◆ **Directive**
All records must be quoted exactly. Omit the pictures.

[Excerpts from a figure dataset]

###

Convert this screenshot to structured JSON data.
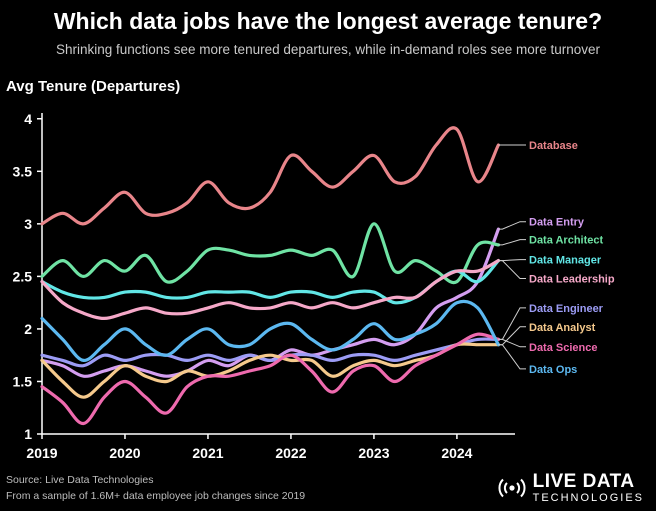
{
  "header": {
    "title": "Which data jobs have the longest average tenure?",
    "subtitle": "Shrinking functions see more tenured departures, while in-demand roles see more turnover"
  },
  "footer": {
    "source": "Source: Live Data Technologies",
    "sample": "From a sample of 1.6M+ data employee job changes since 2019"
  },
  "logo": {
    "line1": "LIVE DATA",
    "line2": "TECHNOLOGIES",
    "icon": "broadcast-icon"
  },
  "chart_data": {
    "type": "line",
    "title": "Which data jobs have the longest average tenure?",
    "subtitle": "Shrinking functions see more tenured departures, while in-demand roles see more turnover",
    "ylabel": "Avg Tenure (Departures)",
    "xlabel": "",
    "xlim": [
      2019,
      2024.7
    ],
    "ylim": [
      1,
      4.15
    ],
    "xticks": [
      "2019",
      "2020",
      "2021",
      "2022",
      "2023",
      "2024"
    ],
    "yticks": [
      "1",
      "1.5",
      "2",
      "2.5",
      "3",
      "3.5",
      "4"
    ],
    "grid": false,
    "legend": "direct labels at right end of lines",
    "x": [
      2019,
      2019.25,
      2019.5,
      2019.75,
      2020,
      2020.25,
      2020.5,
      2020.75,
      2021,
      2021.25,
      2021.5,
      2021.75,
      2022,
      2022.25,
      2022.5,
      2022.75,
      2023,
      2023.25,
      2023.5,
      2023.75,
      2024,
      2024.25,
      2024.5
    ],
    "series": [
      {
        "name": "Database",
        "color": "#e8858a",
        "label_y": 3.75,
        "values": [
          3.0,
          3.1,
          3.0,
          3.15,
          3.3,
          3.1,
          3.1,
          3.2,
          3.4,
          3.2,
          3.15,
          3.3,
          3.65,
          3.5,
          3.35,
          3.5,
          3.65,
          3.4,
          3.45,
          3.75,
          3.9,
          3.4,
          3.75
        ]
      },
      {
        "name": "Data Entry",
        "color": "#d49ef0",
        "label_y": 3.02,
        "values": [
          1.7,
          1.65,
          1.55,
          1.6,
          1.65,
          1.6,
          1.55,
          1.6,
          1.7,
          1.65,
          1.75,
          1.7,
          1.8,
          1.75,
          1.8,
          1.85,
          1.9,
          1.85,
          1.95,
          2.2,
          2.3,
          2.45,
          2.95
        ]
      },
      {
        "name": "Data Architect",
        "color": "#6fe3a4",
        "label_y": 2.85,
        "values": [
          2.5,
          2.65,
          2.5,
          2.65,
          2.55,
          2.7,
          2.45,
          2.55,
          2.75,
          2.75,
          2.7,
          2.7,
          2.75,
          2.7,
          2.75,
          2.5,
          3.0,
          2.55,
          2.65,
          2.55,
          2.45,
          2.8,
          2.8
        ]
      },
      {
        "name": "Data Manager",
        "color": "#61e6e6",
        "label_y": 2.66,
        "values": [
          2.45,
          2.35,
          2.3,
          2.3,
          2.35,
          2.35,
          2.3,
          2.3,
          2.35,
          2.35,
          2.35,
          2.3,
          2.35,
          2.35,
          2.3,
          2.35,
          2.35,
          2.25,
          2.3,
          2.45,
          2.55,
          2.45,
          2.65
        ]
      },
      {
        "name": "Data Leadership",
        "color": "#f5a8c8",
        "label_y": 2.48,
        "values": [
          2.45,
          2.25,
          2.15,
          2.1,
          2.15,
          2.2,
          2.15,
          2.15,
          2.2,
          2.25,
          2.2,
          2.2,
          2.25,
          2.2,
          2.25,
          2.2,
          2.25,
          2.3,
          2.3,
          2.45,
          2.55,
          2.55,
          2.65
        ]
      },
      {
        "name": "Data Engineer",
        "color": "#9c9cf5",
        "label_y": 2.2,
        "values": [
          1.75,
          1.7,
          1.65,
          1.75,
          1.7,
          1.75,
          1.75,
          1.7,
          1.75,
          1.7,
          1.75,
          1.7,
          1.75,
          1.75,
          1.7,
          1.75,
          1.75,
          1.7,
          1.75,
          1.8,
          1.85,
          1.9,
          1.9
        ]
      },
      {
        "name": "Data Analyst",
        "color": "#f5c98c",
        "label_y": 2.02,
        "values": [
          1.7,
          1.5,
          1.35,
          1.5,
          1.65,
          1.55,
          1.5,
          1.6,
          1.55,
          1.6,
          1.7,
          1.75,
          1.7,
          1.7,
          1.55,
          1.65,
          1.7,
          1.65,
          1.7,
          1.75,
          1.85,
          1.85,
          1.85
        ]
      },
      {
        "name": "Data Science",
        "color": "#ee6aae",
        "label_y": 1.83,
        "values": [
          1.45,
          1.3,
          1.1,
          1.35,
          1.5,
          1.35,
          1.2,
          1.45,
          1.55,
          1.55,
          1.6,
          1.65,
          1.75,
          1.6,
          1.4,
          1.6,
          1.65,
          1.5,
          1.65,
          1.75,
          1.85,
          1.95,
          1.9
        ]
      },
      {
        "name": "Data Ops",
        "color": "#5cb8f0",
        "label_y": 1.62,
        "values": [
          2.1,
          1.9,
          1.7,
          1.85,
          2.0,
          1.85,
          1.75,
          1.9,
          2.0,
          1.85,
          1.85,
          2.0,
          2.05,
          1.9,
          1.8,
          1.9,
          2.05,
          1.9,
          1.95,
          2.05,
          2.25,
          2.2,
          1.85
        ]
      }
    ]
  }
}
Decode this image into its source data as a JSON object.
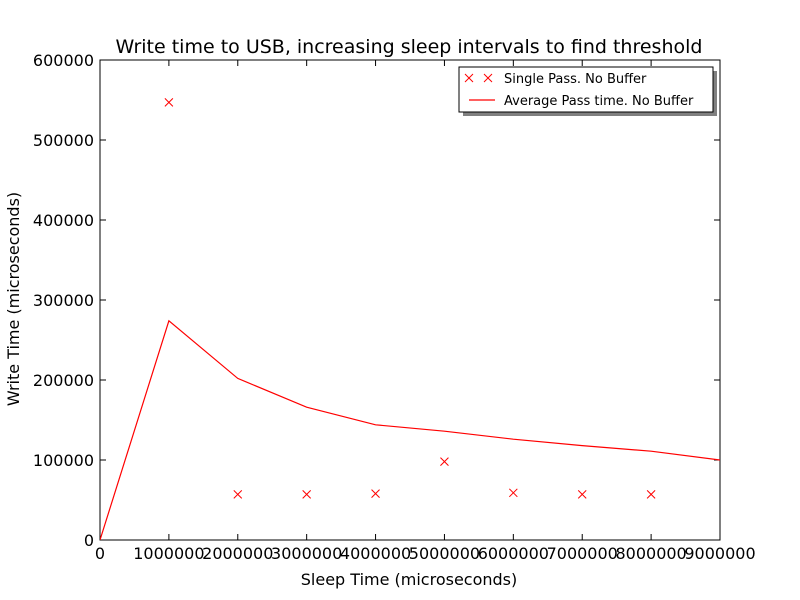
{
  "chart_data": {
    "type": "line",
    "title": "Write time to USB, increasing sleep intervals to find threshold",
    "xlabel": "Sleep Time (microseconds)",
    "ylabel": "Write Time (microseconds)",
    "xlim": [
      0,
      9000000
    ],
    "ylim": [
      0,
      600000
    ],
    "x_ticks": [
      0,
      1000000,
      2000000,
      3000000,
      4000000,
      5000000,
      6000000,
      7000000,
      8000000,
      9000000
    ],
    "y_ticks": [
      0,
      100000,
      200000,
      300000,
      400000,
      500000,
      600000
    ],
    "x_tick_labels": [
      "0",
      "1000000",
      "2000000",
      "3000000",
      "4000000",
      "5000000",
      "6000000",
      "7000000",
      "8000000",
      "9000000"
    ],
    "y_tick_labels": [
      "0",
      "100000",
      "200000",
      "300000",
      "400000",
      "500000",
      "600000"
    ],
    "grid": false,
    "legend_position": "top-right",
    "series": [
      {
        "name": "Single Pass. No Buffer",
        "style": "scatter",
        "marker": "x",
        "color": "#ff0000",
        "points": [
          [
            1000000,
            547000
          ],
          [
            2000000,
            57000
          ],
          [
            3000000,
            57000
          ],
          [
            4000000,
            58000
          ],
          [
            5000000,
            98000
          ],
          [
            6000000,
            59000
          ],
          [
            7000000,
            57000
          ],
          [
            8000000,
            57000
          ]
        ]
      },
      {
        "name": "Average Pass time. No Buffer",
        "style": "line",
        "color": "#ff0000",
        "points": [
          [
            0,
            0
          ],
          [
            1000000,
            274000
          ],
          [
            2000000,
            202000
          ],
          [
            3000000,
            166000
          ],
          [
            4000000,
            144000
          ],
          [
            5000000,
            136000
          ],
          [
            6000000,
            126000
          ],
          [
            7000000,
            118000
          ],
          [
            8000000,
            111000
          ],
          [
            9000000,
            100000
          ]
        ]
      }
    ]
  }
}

###

◆ **The completed task**
Convert this screenshot to structured JSON data.
{
  "header": {
    "title": "Which data jobs have the longest average tenure?",
    "subtitle": "Shrinking functions see more tenured departures, while in-demand roles see more turnover"
  },
  "footer": {
    "source": "Source: Live Data Technologies",
    "sample": "From a sample of 1.6M+ data employee job changes since 2019"
  },
  "logo": {
    "line1": "LIVE DATA",
    "line2": "TECHNOLOGIES",
    "icon": "broadcast-icon"
  },
  "chart_data": {
    "type": "line",
    "title": "Which data jobs have the longest average tenure?",
    "subtitle": "Shrinking functions see more tenured departures, while in-demand roles see more turnover",
    "ylabel": "Avg Tenure (Departures)",
    "xlabel": "",
    "xlim": [
      2019,
      2024.7
    ],
    "ylim": [
      1,
      4.15
    ],
    "xticks": [
      "2019",
      "2020",
      "2021",
      "2022",
      "2023",
      "2024"
    ],
    "yticks": [
      "1",
      "1.5",
      "2",
      "2.5",
      "3",
      "3.5",
      "4"
    ],
    "grid": false,
    "legend": "direct labels at right end of lines",
    "x": [
      2019,
      2019.25,
      2019.5,
      2019.75,
      2020,
      2020.25,
      2020.5,
      2020.75,
      2021,
      2021.25,
      2021.5,
      2021.75,
      2022,
      2022.25,
      2022.5,
      2022.75,
      2023,
      2023.25,
      2023.5,
      2023.75,
      2024,
      2024.25,
      2024.5
    ],
    "series": [
      {
        "name": "Database",
        "color": "#e8858a",
        "label_y": 3.75,
        "values": [
          3.0,
          3.1,
          3.0,
          3.15,
          3.3,
          3.1,
          3.1,
          3.2,
          3.4,
          3.2,
          3.15,
          3.3,
          3.65,
          3.5,
          3.35,
          3.5,
          3.65,
          3.4,
          3.45,
          3.75,
          3.9,
          3.4,
          3.75
        ]
      },
      {
        "name": "Data Entry",
        "color": "#d49ef0",
        "label_y": 3.02,
        "values": [
          1.7,
          1.65,
          1.55,
          1.6,
          1.65,
          1.6,
          1.55,
          1.6,
          1.7,
          1.65,
          1.75,
          1.7,
          1.8,
          1.75,
          1.8,
          1.85,
          1.9,
          1.85,
          1.95,
          2.2,
          2.3,
          2.45,
          2.95
        ]
      },
      {
        "name": "Data Architect",
        "color": "#6fe3a4",
        "label_y": 2.85,
        "values": [
          2.5,
          2.65,
          2.5,
          2.65,
          2.55,
          2.7,
          2.45,
          2.55,
          2.75,
          2.75,
          2.7,
          2.7,
          2.75,
          2.7,
          2.75,
          2.5,
          3.0,
          2.55,
          2.65,
          2.55,
          2.45,
          2.8,
          2.8
        ]
      },
      {
        "name": "Data Manager",
        "color": "#61e6e6",
        "label_y": 2.66,
        "values": [
          2.45,
          2.35,
          2.3,
          2.3,
          2.35,
          2.35,
          2.3,
          2.3,
          2.35,
          2.35,
          2.35,
          2.3,
          2.35,
          2.35,
          2.3,
          2.35,
          2.35,
          2.25,
          2.3,
          2.45,
          2.55,
          2.45,
          2.65
        ]
      },
      {
        "name": "Data Leadership",
        "color": "#f5a8c8",
        "label_y": 2.48,
        "values": [
          2.45,
          2.25,
          2.15,
          2.1,
          2.15,
          2.2,
          2.15,
          2.15,
          2.2,
          2.25,
          2.2,
          2.2,
          2.25,
          2.2,
          2.25,
          2.2,
          2.25,
          2.3,
          2.3,
          2.45,
          2.55,
          2.55,
          2.65
        ]
      },
      {
        "name": "Data Engineer",
        "color": "#9c9cf5",
        "label_y": 2.2,
        "values": [
          1.75,
          1.7,
          1.65,
          1.75,
          1.7,
          1.75,
          1.75,
          1.7,
          1.75,
          1.7,
          1.75,
          1.7,
          1.75,
          1.75,
          1.7,
          1.75,
          1.75,
          1.7,
          1.75,
          1.8,
          1.85,
          1.9,
          1.9
        ]
      },
      {
        "name": "Data Analyst",
        "color": "#f5c98c",
        "label_y": 2.02,
        "values": [
          1.7,
          1.5,
          1.35,
          1.5,
          1.65,
          1.55,
          1.5,
          1.6,
          1.55,
          1.6,
          1.7,
          1.75,
          1.7,
          1.7,
          1.55,
          1.65,
          1.7,
          1.65,
          1.7,
          1.75,
          1.85,
          1.85,
          1.85
        ]
      },
      {
        "name": "Data Science",
        "color": "#ee6aae",
        "label_y": 1.83,
        "values": [
          1.45,
          1.3,
          1.1,
          1.35,
          1.5,
          1.35,
          1.2,
          1.45,
          1.55,
          1.55,
          1.6,
          1.65,
          1.75,
          1.6,
          1.4,
          1.6,
          1.65,
          1.5,
          1.65,
          1.75,
          1.85,
          1.95,
          1.9
        ]
      },
      {
        "name": "Data Ops",
        "color": "#5cb8f0",
        "label_y": 1.62,
        "values": [
          2.1,
          1.9,
          1.7,
          1.85,
          2.0,
          1.85,
          1.75,
          1.9,
          2.0,
          1.85,
          1.85,
          2.0,
          2.05,
          1.9,
          1.8,
          1.9,
          2.05,
          1.9,
          1.95,
          2.05,
          2.25,
          2.2,
          1.85
        ]
      }
    ]
  }
}
Decode this image into its source data as a JSON object.
{
  "chart_data": {
    "type": "line",
    "title": "Write time to USB, increasing sleep intervals to find threshold",
    "xlabel": "Sleep Time (microseconds)",
    "ylabel": "Write Time (microseconds)",
    "xlim": [
      0,
      9000000
    ],
    "ylim": [
      0,
      600000
    ],
    "x_ticks": [
      0,
      1000000,
      2000000,
      3000000,
      4000000,
      5000000,
      6000000,
      7000000,
      8000000,
      9000000
    ],
    "y_ticks": [
      0,
      100000,
      200000,
      300000,
      400000,
      500000,
      600000
    ],
    "x_tick_labels": [
      "0",
      "1000000",
      "2000000",
      "3000000",
      "4000000",
      "5000000",
      "6000000",
      "7000000",
      "8000000",
      "9000000"
    ],
    "y_tick_labels": [
      "0",
      "100000",
      "200000",
      "300000",
      "400000",
      "500000",
      "600000"
    ],
    "grid": false,
    "legend_position": "top-right",
    "series": [
      {
        "name": "Single Pass. No Buffer",
        "style": "scatter",
        "marker": "x",
        "color": "#ff0000",
        "points": [
          [
            1000000,
            547000
          ],
          [
            2000000,
            57000
          ],
          [
            3000000,
            57000
          ],
          [
            4000000,
            58000
          ],
          [
            5000000,
            98000
          ],
          [
            6000000,
            59000
          ],
          [
            7000000,
            57000
          ],
          [
            8000000,
            57000
          ]
        ]
      },
      {
        "name": "Average Pass time. No Buffer",
        "style": "line",
        "color": "#ff0000",
        "points": [
          [
            0,
            0
          ],
          [
            1000000,
            274000
          ],
          [
            2000000,
            202000
          ],
          [
            3000000,
            166000
          ],
          [
            4000000,
            144000
          ],
          [
            5000000,
            136000
          ],
          [
            6000000,
            126000
          ],
          [
            7000000,
            118000
          ],
          [
            8000000,
            111000
          ],
          [
            9000000,
            100000
          ]
        ]
      }
    ]
  }
}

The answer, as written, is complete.